# Problem details
Give the count of lines holding the string "website" and nothing else.

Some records
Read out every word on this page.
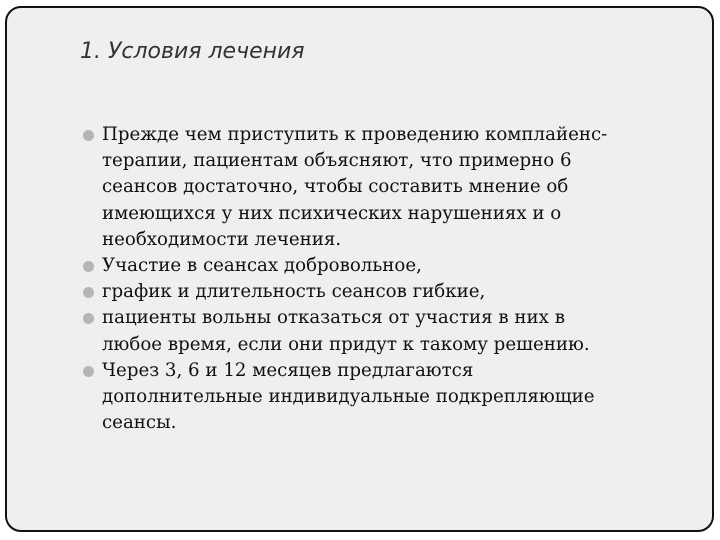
1. Условия лечения
Прежде чем приступить к проведению комплайенс-
терапии, пациентам объясняют, что примерно 6
сеансов достаточно, чтобы составить мнение об
имеющихся у них психических нарушениях и о
необходимости лечения.
Участие в сеансах добровольное,
график и длительность сеансов гибкие,
пациенты вольны отказаться от участия в них в
любое время, если они придут к такому решению.
Через 3, 6 и 12 месяцев предлагаются
дополнительные индивидуальные подкрепляющие
сеансы.
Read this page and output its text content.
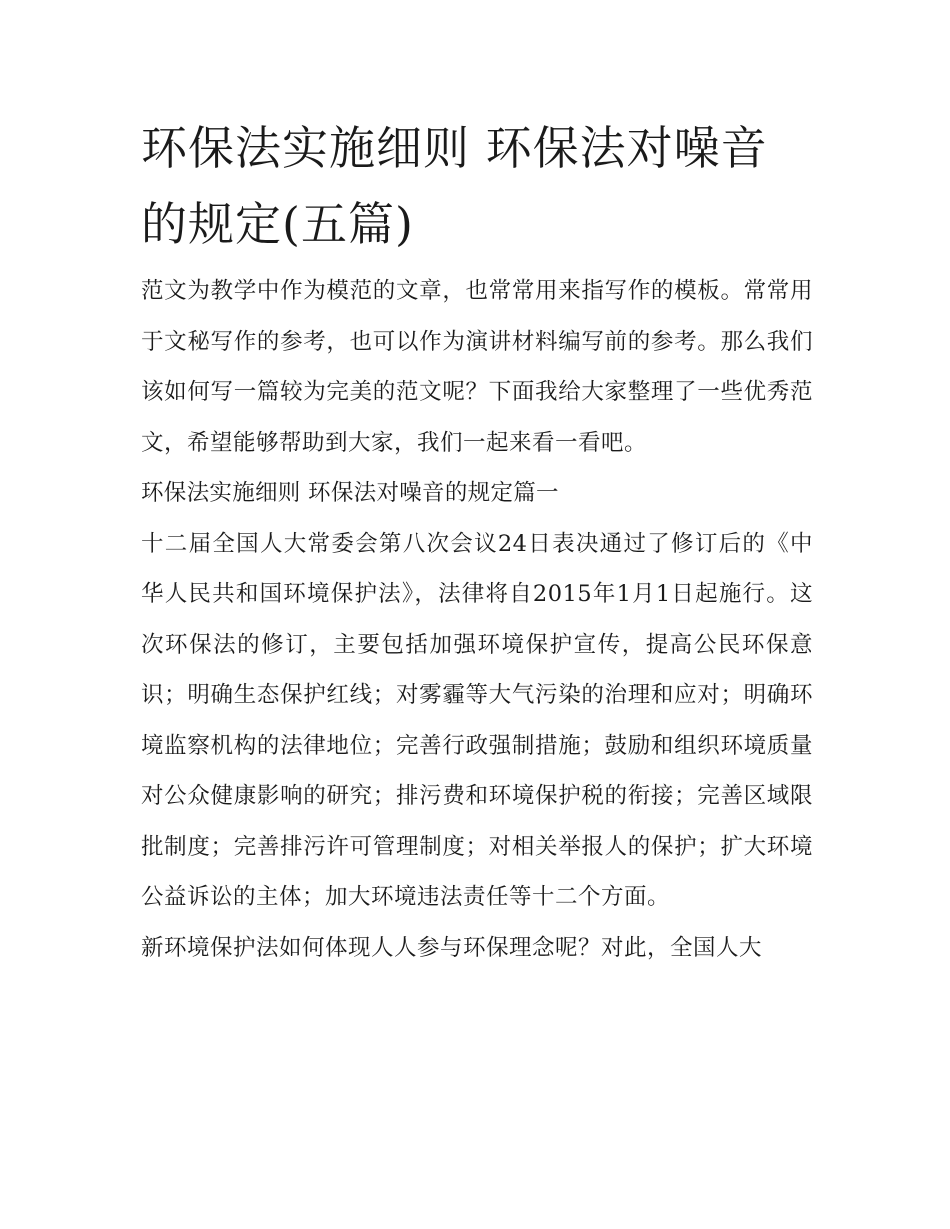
环保法实施细则 环保法对噪音的规定(五篇)

范文为教学中作为模范的文章，也常常用来指写作的模板。常常用于文秘写作的参考，也可以作为演讲材料编写前的参考。那么我们该如何写一篇较为完美的范文呢？下面我给大家整理了一些优秀范文，希望能够帮助到大家，我们一起来看一看吧。

环保法实施细则 环保法对噪音的规定篇一

十二届全国人大常委会第八次会议24日表决通过了修订后的《中华人民共和国环境保护法》，法律将自2015年1月1日起施行。这次环保法的修订，主要包括加强环境保护宣传，提高公民环保意识；明确生态保护红线；对雾霾等大气污染的治理和应对；明确环境监察机构的法律地位；完善行政强制措施；鼓励和组织环境质量对公众健康影响的研究；排污费和环境保护税的衔接；完善区域限批制度；完善排污许可管理制度；对相关举报人的保护；扩大环境公益诉讼的主体；加大环境违法责任等十二个方面。

新环境保护法如何体现人人参与环保理念呢？对此，全国人大
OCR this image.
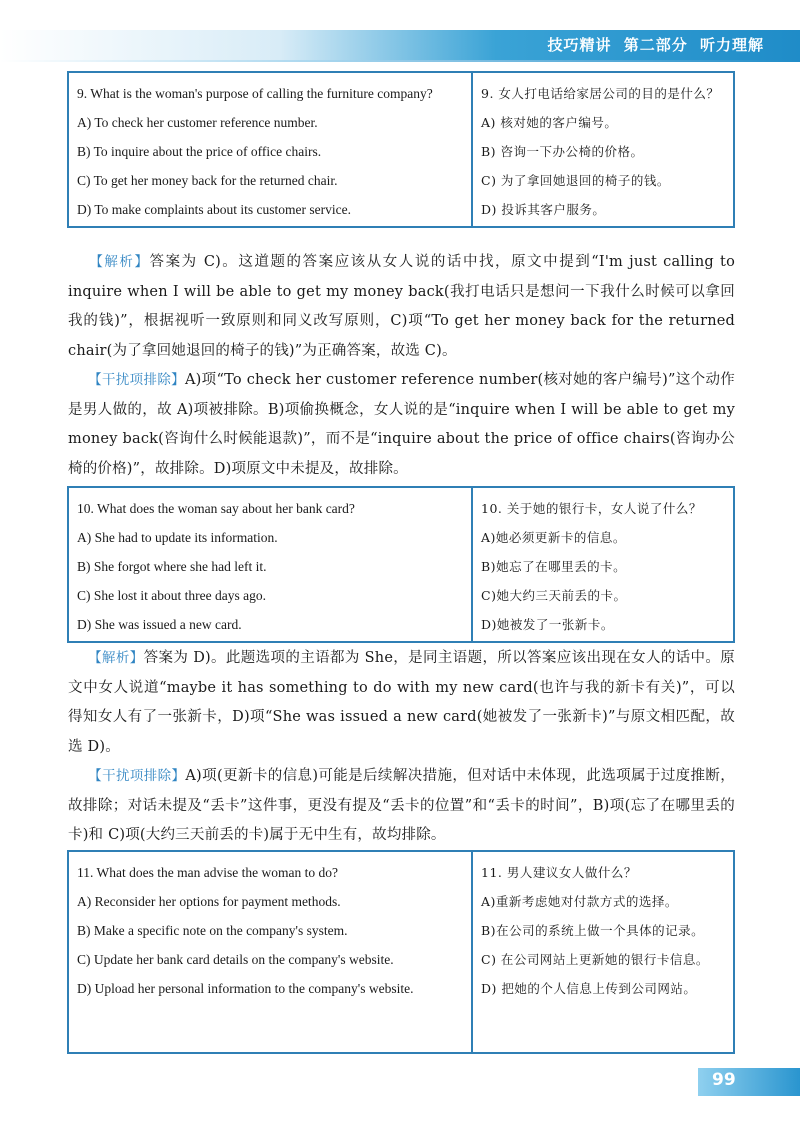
技巧精讲 第二部分 听力理解
9. What is the woman's purpose of calling the furniture company?
A) To check her customer reference number.
B) To inquire about the price of office chairs.
C) To get her money back for the returned chair.
D) To make complaints about its customer service.

9. 女人打电话给家居公司的目的是什么？
A) 核对她的客户编号。
B) 咨询一下办公椅的价格。
C) 为了拿回她退回的椅子的钱。
D) 投诉其客户服务。
【解析】答案为 C)。这道题的答案应该从女人说的话中找，原文中提到“I'm just calling to inquire when I will be able to get my money back(我打电话只是想问一下我什么时候可以拿回我的钱)”，根据视听一致原则和同义改写原则，C)项“To get her money back for the returned chair(为了拿回她退回的椅子的钱)”为正确答案，故选 C)。
【干扰项排除】A)项“To check her customer reference number(核对她的客户编号)”这个动作是男人做的，故 A)项被排除。B)项偷换概念，女人说的是“inquire when I will be able to get my money back(咨询什么时候能退款)”，而不是“inquire about the price of office chairs(咨询办公椅的价格)”，故排除。D)项原文中未提及，故排除。
10. What does the woman say about her bank card?
A) She had to update its information.
B) She forgot where she had left it.
C) She lost it about three days ago.
D) She was issued a new card.

10. 关于她的银行卡，女人说了什么？
A)她必须更新卡的信息。
B)她忘了在哪里丢的卡。
C)她大约三天前丢的卡。
D)她被发了一张新卡。
【解析】答案为 D)。此题选项的主语都为 She，是同主语题，所以答案应该出现在女人的话中。原文中女人说道“maybe it has something to do with my new card(也许与我的新卡有关)”，可以得知女人有了一张新卡，D)项“She was issued a new card(她被发了一张新卡)”与原文相匹配，故选 D)。
【干扰项排除】A)项(更新卡的信息)可能是后续解决措施，但对话中未体现，此选项属于过度推断，故排除；对话未提及“丢卡”这件事，更没有提及“丢卡的位置”和“丢卡的时间”，B)项(忘了在哪里丢的卡)和 C)项(大约三天前丢的卡)属于无中生有，故均排除。
11. What does the man advise the woman to do?
A) Reconsider her options for payment methods.
B) Make a specific note on the company's system.
C) Update her bank card details on the company's website.
D) Upload her personal information to the company's website.

11. 男人建议女人做什么？
A)重新考虑她对付款方式的选择。
B)在公司的系统上做一个具体的记录。
C) 在公司网站上更新她的银行卡信息。
D) 把她的个人信息上传到公司网站。
99
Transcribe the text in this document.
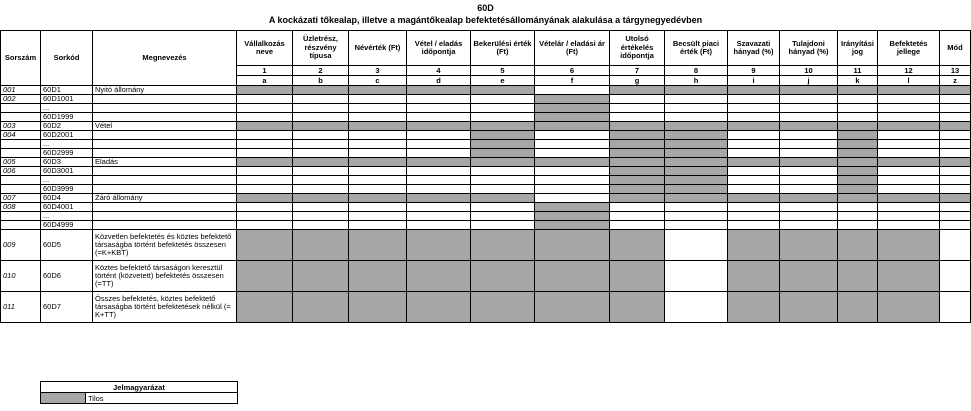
60D
A kockázati tőkealap, illetve a magántőkealap befektetésállományának alakulása a tárgynegyedévben
Sorszám	Sorkód	Megnevezés	Vállalkozás neve	Üzletrész, részvény típusa	Névérték (Ft)	Vétel / eladás időpontja	Bekerülési érték (Ft)	Vételár / eladási ár (Ft)	Utolsó értékelés időpontja	Becsült piaci érték (Ft)	Szavazati hányad (%)	Tulajdoni hányad (%)	Irányítási jog	Befektetés jellege	Mód
			1	2	3	4	5	6	7	8	9	10	11	12	13
			a	b	c	d	e	f	g	h	i	j	k	l	z
001	60D1	Nyitó állomány													
002	60D1001														
	...														
	60D1999														
003	60D2	Vétel													
004	60D2001														
	...														
	60D2999														
005	60D3	Eladás													
006	60D3001														
	...														
	60D3999														
007	60D4	Záró állomány													
008	60D4001														
	...														
	60D4999														
009	60D5	Közvetlen befektetés és köztes befektető társaságba történt befektetés összesen (=K+KBT)													
010	60D6	Köztes befektető társaságon keresztül történt (közvetett) befektetés összesen (=TT)													
011	60D7	Összes befektetés, köztes befektető társaságba történt befektetések nélkül (= K+TT)													
Jelmagyarázat
	Tilos
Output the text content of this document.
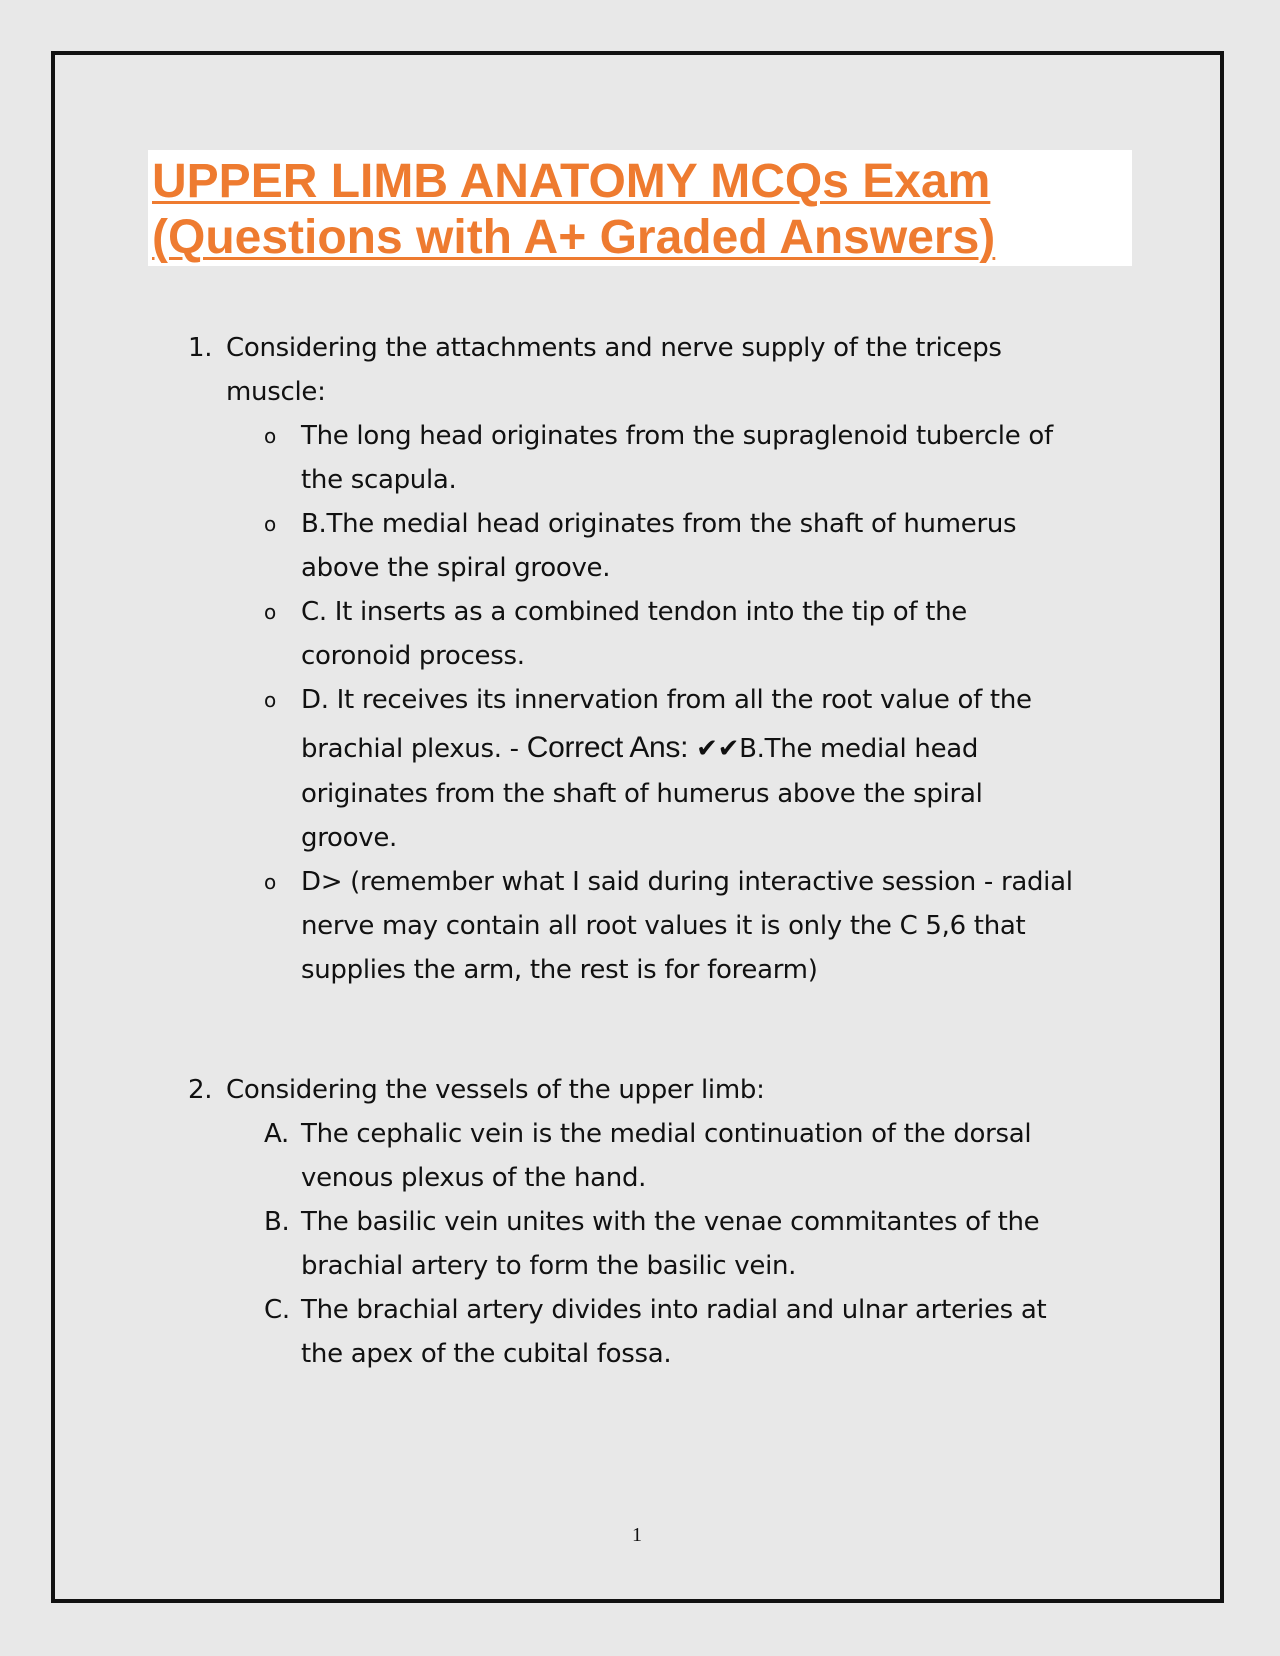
UPPER LIMB ANATOMY MCQs Exam
(Questions with A+ Graded Answers)
1. Considering the attachments and nerve supply of the triceps
muscle:
o The long head originates from the supraglenoid tubercle of
the scapula.
o B.The medial head originates from the shaft of humerus
above the spiral groove.
o C. It inserts as a combined tendon into the tip of the
coronoid process.
o D. It receives its innervation from all the root value of the
brachial plexus. - Correct Ans: ✔✔B.The medial head
originates from the shaft of humerus above the spiral
groove.
o D> (remember what I said during interactive session - radial
nerve may contain all root values it is only the C 5,6 that
supplies the arm, the rest is for forearm)
2. Considering the vessels of the upper limb:
A. The cephalic vein is the medial continuation of the dorsal
venous plexus of the hand.
B. The basilic vein unites with the venae commitantes of the
brachial artery to form the basilic vein.
C. The brachial artery divides into radial and ulnar arteries at
the apex of the cubital fossa.
1
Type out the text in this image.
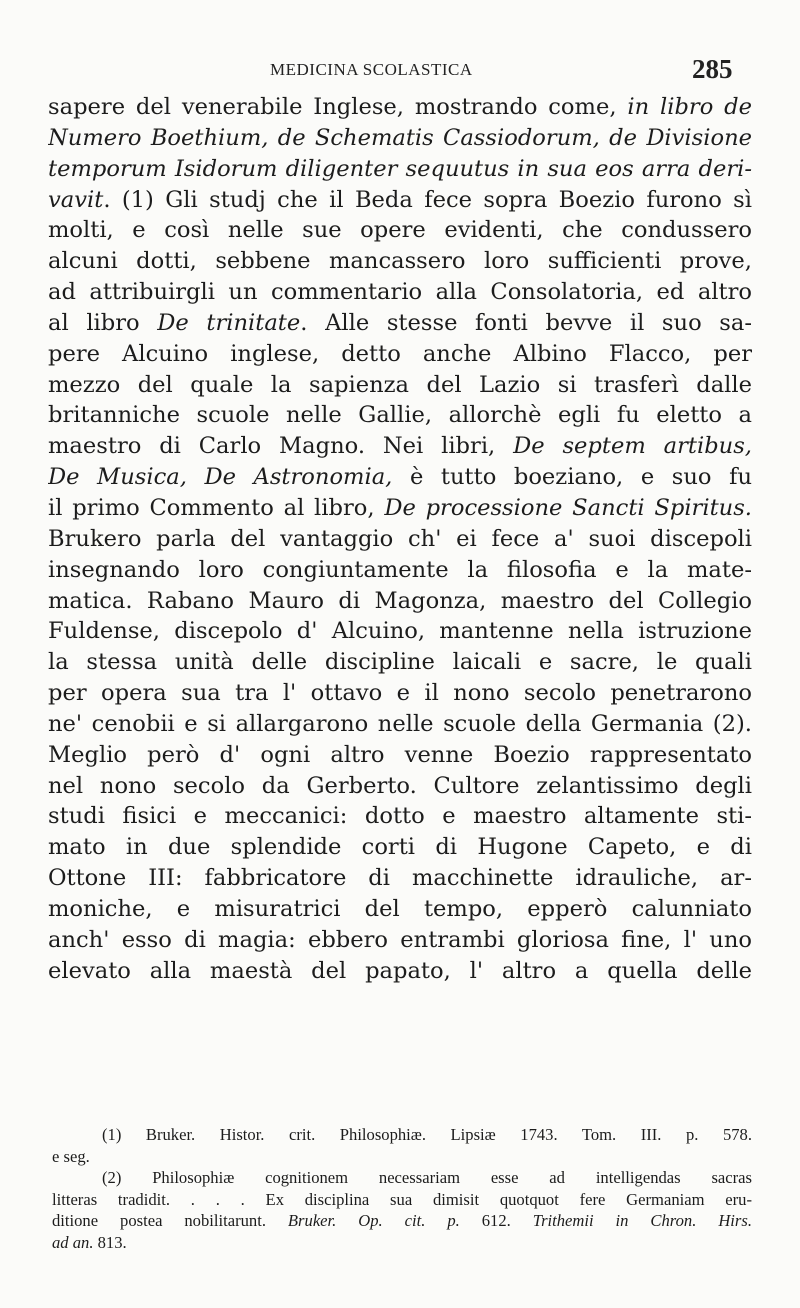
MEDICINA SCOLASTICA	285
sapere del venerabile Inglese, mostrando come, in libro de
Numero Boethium, de Schematis Cassiodorum, de Divisione
temporum Isidorum diligenter sequutus in sua eos arra deri-
vavit. (1) Gli studj che il Beda fece sopra Boezio furono sì
molti, e così nelle sue opere evidenti, che condussero
alcuni dotti, sebbene mancassero loro sufficienti prove,
ad attribuirgli un commentario alla Consolatoria, ed altro
al libro De trinitate. Alle stesse fonti bevve il suo sa-
pere Alcuino inglese, detto anche Albino Flacco, per
mezzo del quale la sapienza del Lazio si trasferì dalle
britanniche scuole nelle Gallie, allorchè egli fu eletto a
maestro di Carlo Magno. Nei libri, De septem artibus,
De Musica, De Astronomia, è tutto boeziano, e suo fu
il primo Commento al libro, De processione Sancti Spiritus.
Brukero parla del vantaggio ch' ei fece a' suoi discepoli
insegnando loro congiuntamente la filosofia e la mate-
matica. Rabano Mauro di Magonza, maestro del Collegio
Fuldense, discepolo d' Alcuino, mantenne nella istruzione
la stessa unità delle discipline laicali e sacre, le quali
per opera sua tra l' ottavo e il nono secolo penetrarono
ne' cenobii e si allargarono nelle scuole della Germania (2).
Meglio però d' ogni altro venne Boezio rappresentato
nel nono secolo da Gerberto. Cultore zelantissimo degli
studi fisici e meccanici: dotto e maestro altamente sti-
mato in due splendide corti di Hugone Capeto, e di
Ottone III: fabbricatore di macchinette idrauliche, ar-
moniche, e misuratrici del tempo, epperò calunniato
anch' esso di magia: ebbero entrambi gloriosa fine, l' uno
elevato alla maestà del papato, l' altro a quella delle
(1) Bruker. Histor. crit. Philosophiæ. Lipsiæ 1743. Tom. III. p. 578.
e seg.
(2) Philosophiæ cognitionem necessariam esse ad intelligendas sacras
litteras tradidit. . . . Ex disciplina sua dimisit quotquot fere Germaniam eru-
ditione postea nobilitarunt. Bruker. Op. cit. p. 612. Trithemii in Chron. Hirs.
ad an. 813.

# Output for this exercise
2